Please convert every line of the data below into a Markdown table with the columns Row and Line, numbering the rows and skipping blank lines.

--- Task material ---

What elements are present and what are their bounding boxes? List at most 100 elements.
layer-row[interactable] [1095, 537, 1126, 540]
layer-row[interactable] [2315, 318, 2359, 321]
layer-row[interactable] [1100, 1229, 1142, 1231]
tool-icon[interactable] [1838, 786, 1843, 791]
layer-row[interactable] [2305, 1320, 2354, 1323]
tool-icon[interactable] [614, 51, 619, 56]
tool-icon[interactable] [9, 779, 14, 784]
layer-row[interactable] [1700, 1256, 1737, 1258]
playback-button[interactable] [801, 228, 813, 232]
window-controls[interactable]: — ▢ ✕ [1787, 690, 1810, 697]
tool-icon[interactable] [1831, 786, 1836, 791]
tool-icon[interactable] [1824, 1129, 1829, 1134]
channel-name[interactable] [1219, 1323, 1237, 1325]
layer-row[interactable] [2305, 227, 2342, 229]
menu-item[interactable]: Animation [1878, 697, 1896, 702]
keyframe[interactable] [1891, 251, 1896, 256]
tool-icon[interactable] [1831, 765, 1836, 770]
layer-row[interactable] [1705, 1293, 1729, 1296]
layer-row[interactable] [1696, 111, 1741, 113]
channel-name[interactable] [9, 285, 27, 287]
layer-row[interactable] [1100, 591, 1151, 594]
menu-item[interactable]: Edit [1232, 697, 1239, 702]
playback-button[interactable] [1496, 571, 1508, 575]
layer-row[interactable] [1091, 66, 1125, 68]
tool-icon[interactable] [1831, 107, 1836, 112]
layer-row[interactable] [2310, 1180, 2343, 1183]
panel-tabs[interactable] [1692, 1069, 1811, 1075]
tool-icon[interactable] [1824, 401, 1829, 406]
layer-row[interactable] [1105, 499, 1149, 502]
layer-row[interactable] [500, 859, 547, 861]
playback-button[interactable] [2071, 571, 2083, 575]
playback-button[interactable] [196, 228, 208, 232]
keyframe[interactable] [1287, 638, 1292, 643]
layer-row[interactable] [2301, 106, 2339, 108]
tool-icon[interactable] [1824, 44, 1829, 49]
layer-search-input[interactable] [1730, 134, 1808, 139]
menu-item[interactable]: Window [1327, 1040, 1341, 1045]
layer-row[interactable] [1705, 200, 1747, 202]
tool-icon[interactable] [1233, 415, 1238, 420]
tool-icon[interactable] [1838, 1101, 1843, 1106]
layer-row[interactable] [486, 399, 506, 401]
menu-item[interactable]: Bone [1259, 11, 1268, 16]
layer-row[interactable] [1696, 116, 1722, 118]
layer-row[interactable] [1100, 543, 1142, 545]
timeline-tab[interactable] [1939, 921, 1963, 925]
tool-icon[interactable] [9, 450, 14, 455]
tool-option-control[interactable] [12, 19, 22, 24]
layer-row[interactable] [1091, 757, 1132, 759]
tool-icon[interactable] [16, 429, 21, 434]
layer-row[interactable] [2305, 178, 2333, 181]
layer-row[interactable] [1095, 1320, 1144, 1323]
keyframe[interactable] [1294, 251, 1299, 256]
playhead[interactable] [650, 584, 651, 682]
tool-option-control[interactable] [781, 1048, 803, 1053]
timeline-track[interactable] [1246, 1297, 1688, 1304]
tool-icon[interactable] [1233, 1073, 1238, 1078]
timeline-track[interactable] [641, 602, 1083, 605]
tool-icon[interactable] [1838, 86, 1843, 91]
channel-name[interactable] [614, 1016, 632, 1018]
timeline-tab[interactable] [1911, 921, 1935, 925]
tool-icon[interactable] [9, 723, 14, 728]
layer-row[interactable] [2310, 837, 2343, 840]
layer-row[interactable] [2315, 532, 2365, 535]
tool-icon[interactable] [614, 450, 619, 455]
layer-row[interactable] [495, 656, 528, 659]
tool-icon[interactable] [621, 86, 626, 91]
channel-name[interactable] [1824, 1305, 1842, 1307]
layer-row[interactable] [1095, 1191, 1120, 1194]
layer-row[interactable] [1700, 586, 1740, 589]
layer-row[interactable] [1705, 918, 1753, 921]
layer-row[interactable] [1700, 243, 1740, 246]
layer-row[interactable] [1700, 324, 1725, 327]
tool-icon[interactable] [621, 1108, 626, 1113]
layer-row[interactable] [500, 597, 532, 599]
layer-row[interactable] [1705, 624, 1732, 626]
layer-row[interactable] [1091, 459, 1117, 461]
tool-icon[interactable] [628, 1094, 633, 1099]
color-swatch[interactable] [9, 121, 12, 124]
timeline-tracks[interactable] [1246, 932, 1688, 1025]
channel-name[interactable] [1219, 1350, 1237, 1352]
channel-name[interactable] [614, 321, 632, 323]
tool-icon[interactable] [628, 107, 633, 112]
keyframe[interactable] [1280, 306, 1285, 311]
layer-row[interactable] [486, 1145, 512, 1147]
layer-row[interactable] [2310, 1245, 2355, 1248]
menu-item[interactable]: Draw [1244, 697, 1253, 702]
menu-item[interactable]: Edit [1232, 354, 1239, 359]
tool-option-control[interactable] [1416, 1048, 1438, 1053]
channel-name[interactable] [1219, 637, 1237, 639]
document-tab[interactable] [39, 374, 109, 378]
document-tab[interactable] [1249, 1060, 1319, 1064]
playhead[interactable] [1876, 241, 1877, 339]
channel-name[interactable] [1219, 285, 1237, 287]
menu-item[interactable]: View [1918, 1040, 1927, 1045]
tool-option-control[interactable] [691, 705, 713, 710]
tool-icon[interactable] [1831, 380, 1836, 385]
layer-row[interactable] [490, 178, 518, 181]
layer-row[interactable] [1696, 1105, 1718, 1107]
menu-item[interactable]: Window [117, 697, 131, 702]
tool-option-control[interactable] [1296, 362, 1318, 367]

---

* Answer to the exercise *
| Row | Line |
|---|---|
| 1 | What elements are present and what are their bounding boxes? List at most 100 elements. |
| 2 | layer-row[interactable] [1095, 537, 1126, 540] |
| 3 | layer-row[interactable] [2315, 318, 2359, 321] |
| 4 | layer-row[interactable] [1100, 1229, 1142, 1231] |
| 5 | tool-icon[interactable] [1838, 786, 1843, 791] |
| 6 | layer-row[interactable] [2305, 1320, 2354, 1323] |
| 7 | tool-icon[interactable] [614, 51, 619, 56] |
| 8 | tool-icon[interactable] [9, 779, 14, 784] |
| 9 | layer-row[interactable] [1700, 1256, 1737, 1258] |
| 10 | playback-button[interactable] [801, 228, 813, 232] |
| 11 | window-controls[interactable]: — ▢ ✕ [1787, 690, 1810, 697] |
| 12 | tool-icon[interactable] [1831, 786, 1836, 791] |
| 13 | tool-icon[interactable] [1824, 1129, 1829, 1134] |
| 14 | channel-name[interactable] [1219, 1323, 1237, 1325] |
| 15 | layer-row[interactable] [2305, 227, 2342, 229] |
| 16 | menu-item[interactable]: Animation [1878, 697, 1896, 702] |
| 17 | keyframe[interactable] [1891, 251, 1896, 256] |
| 18 | tool-icon[interactable] [1831, 765, 1836, 770] |
| 19 | layer-row[interactable] [1705, 1293, 1729, 1296] |
| 20 | layer-row[interactable] [1696, 111, 1741, 113] |
| 21 | channel-name[interactable] [9, 285, 27, 287] |
| 22 | layer-row[interactable] [1100, 591, 1151, 594] |
| 23 | menu-item[interactable]: Edit [1232, 697, 1239, 702] |
| 24 | playback-button[interactable] [1496, 571, 1508, 575] |
| 25 | layer-row[interactable] [1091, 66, 1125, 68] |
| 26 | tool-icon[interactable] [1831, 107, 1836, 112] |
| 27 | layer-row[interactable] [2310, 1180, 2343, 1183] |
| 28 | panel-tabs[interactable] [1692, 1069, 1811, 1075] |
| 29 | tool-icon[interactable] [1824, 401, 1829, 406] |
| 30 | layer-row[interactable] [1105, 499, 1149, 502] |
| 31 | layer-row[interactable] [500, 859, 547, 861] |
| 32 | playback-button[interactable] [2071, 571, 2083, 575] |
| 33 | playback-button[interactable] [196, 228, 208, 232] |
| 34 | keyframe[interactable] [1287, 638, 1292, 643] |
| 35 | layer-row[interactable] [2301, 106, 2339, 108] |
| 36 | tool-icon[interactable] [1824, 44, 1829, 49] |
| 37 | layer-search-input[interactable] [1730, 134, 1808, 139] |
| 38 | menu-item[interactable]: Window [1327, 1040, 1341, 1045] |
| 39 | layer-row[interactable] [1705, 200, 1747, 202] |
| 40 | tool-icon[interactable] [1233, 415, 1238, 420] |
| 41 | tool-icon[interactable] [1838, 1101, 1843, 1106] |
| 42 | layer-row[interactable] [486, 399, 506, 401] |
| 43 | menu-item[interactable]: Bone [1259, 11, 1268, 16] |
| 44 | layer-row[interactable] [1696, 116, 1722, 118] |
| 45 | layer-row[interactable] [1100, 543, 1142, 545] |
| 46 | timeline-tab[interactable] [1939, 921, 1963, 925] |
| 47 | tool-icon[interactable] [9, 450, 14, 455] |
| 48 | tool-option-control[interactable] [12, 19, 22, 24] |
| 49 | layer-row[interactable] [1091, 757, 1132, 759] |
| 50 | tool-icon[interactable] [16, 429, 21, 434] |
| 51 | layer-row[interactable] [2305, 178, 2333, 181] |
| 52 | layer-row[interactable] [1095, 1320, 1144, 1323] |
| 53 | keyframe[interactable] [1294, 251, 1299, 256] |
| 54 | playhead[interactable] [650, 584, 651, 682] |
| 55 | tool-option-control[interactable] [781, 1048, 803, 1053] |
| 56 | timeline-track[interactable] [1246, 1297, 1688, 1304] |
| 57 | tool-icon[interactable] [1233, 1073, 1238, 1078] |
| 58 | timeline-track[interactable] [641, 602, 1083, 605] |
| 59 | tool-icon[interactable] [1838, 86, 1843, 91] |
| 60 | channel-name[interactable] [614, 1016, 632, 1018] |
| 61 | timeline-tab[interactable] [1911, 921, 1935, 925] |
| 62 | tool-icon[interactable] [9, 723, 14, 728] |
| 63 | layer-row[interactable] [2310, 837, 2343, 840] |
| 64 | layer-row[interactable] [2315, 532, 2365, 535] |
| 65 | tool-icon[interactable] [614, 450, 619, 455] |
| 66 | layer-row[interactable] [495, 656, 528, 659] |
| 67 | tool-icon[interactable] [621, 86, 626, 91] |
| 68 | channel-name[interactable] [1824, 1305, 1842, 1307] |
| 69 | layer-row[interactable] [1095, 1191, 1120, 1194] |
| 70 | layer-row[interactable] [1700, 586, 1740, 589] |
| 71 | layer-row[interactable] [1705, 918, 1753, 921] |
| 72 | layer-row[interactable] [1700, 243, 1740, 246] |
| 73 | layer-row[interactable] [1700, 324, 1725, 327] |
| 74 | tool-icon[interactable] [621, 1108, 626, 1113] |
| 75 | layer-row[interactable] [500, 597, 532, 599] |
| 76 | layer-row[interactable] [1705, 624, 1732, 626] |
| 77 | layer-row[interactable] [1091, 459, 1117, 461] |
| 78 | tool-icon[interactable] [628, 1094, 633, 1099] |
| 79 | color-swatch[interactable] [9, 121, 12, 124] |
| 80 | timeline-tracks[interactable] [1246, 932, 1688, 1025] |
| 81 | channel-name[interactable] [1219, 1350, 1237, 1352] |
| 82 | channel-name[interactable] [614, 321, 632, 323] |
| 83 | tool-icon[interactable] [628, 107, 633, 112] |
| 84 | keyframe[interactable] [1280, 306, 1285, 311] |
| 85 | layer-row[interactable] [486, 1145, 512, 1147] |
| 86 | layer-row[interactable] [2310, 1245, 2355, 1248] |
| 87 | menu-item[interactable]: Draw [1244, 697, 1253, 702] |
| 88 | menu-item[interactable]: Edit [1232, 354, 1239, 359] |
| 89 | tool-option-control[interactable] [1416, 1048, 1438, 1053] |
| 90 | channel-name[interactable] [1219, 637, 1237, 639] |
| 91 | document-tab[interactable] [39, 374, 109, 378] |
| 92 | document-tab[interactable] [1249, 1060, 1319, 1064] |
| 93 | playhead[interactable] [1876, 241, 1877, 339] |
| 94 | channel-name[interactable] [1219, 285, 1237, 287] |
| 95 | menu-item[interactable]: View [1918, 1040, 1927, 1045] |
| 96 | tool-option-control[interactable] [691, 705, 713, 710] |
| 97 | tool-icon[interactable] [1831, 380, 1836, 385] |
| 98 | layer-row[interactable] [490, 178, 518, 181] |
| 99 | layer-row[interactable] [1696, 1105, 1718, 1107] |
| 100 | menu-item[interactable]: Window [117, 697, 131, 702] |
| 101 | tool-option-control[interactable] [1296, 362, 1318, 367] |